• GIVEN INSTRUCTION
Extract the full listing verbatim and drop any pictures from your copy.
※
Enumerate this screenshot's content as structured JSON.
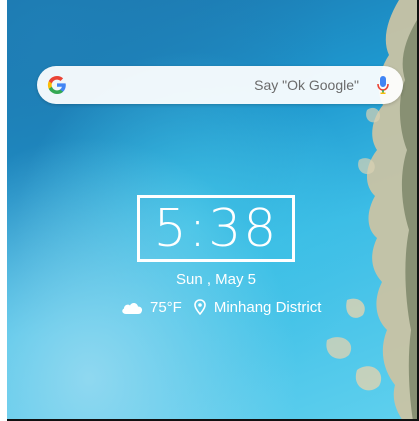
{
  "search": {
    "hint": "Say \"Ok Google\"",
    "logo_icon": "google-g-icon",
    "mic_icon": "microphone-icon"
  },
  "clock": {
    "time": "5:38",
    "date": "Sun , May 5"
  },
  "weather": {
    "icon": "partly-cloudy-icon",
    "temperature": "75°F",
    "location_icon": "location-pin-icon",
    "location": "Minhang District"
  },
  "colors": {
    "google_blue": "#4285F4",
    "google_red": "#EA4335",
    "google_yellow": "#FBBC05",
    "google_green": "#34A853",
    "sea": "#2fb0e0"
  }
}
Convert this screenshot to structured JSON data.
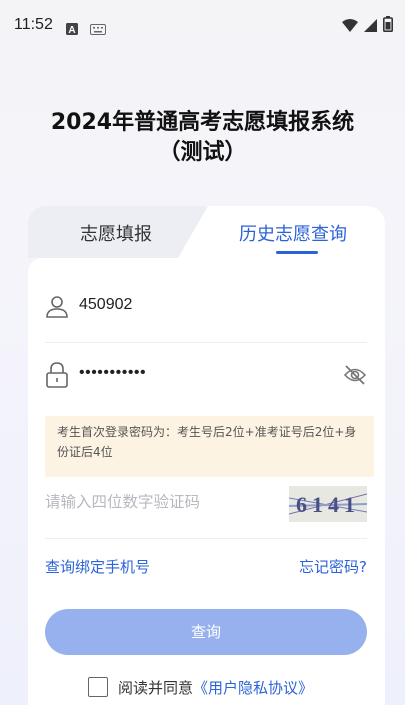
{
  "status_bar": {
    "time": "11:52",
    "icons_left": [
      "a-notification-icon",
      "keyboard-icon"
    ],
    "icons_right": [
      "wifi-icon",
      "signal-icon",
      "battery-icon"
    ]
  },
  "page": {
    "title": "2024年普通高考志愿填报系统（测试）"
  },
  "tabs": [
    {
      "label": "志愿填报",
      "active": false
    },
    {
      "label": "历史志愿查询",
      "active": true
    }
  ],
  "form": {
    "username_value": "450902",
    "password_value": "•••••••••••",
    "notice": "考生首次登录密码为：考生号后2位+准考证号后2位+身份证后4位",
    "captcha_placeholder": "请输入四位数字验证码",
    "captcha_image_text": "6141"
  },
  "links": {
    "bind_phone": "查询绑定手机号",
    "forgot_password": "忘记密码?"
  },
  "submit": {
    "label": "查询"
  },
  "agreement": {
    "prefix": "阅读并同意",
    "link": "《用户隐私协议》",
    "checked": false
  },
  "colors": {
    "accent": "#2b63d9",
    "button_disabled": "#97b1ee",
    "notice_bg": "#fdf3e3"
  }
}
※
• WRITTEN ANSWER
Enumerate this screenshot's content as structured JSON.
{
  "search": {
    "hint": "Say \"Ok Google\"",
    "logo_icon": "google-g-icon",
    "mic_icon": "microphone-icon"
  },
  "clock": {
    "time": "5:38",
    "date": "Sun , May 5"
  },
  "weather": {
    "icon": "partly-cloudy-icon",
    "temperature": "75°F",
    "location_icon": "location-pin-icon",
    "location": "Minhang District"
  },
  "colors": {
    "google_blue": "#4285F4",
    "google_red": "#EA4335",
    "google_yellow": "#FBBC05",
    "google_green": "#34A853",
    "sea": "#2fb0e0"
  }
}
Convert this screenshot to structured JSON data.
{
  "status_bar": {
    "time": "11:52",
    "icons_left": [
      "a-notification-icon",
      "keyboard-icon"
    ],
    "icons_right": [
      "wifi-icon",
      "signal-icon",
      "battery-icon"
    ]
  },
  "page": {
    "title": "2024年普通高考志愿填报系统（测试）"
  },
  "tabs": [
    {
      "label": "志愿填报",
      "active": false
    },
    {
      "label": "历史志愿查询",
      "active": true
    }
  ],
  "form": {
    "username_value": "450902",
    "password_value": "•••••••••••",
    "notice": "考生首次登录密码为：考生号后2位+准考证号后2位+身份证后4位",
    "captcha_placeholder": "请输入四位数字验证码",
    "captcha_image_text": "6141"
  },
  "links": {
    "bind_phone": "查询绑定手机号",
    "forgot_password": "忘记密码?"
  },
  "submit": {
    "label": "查询"
  },
  "agreement": {
    "prefix": "阅读并同意",
    "link": "《用户隐私协议》",
    "checked": false
  },
  "colors": {
    "accent": "#2b63d9",
    "button_disabled": "#97b1ee",
    "notice_bg": "#fdf3e3"
  }
}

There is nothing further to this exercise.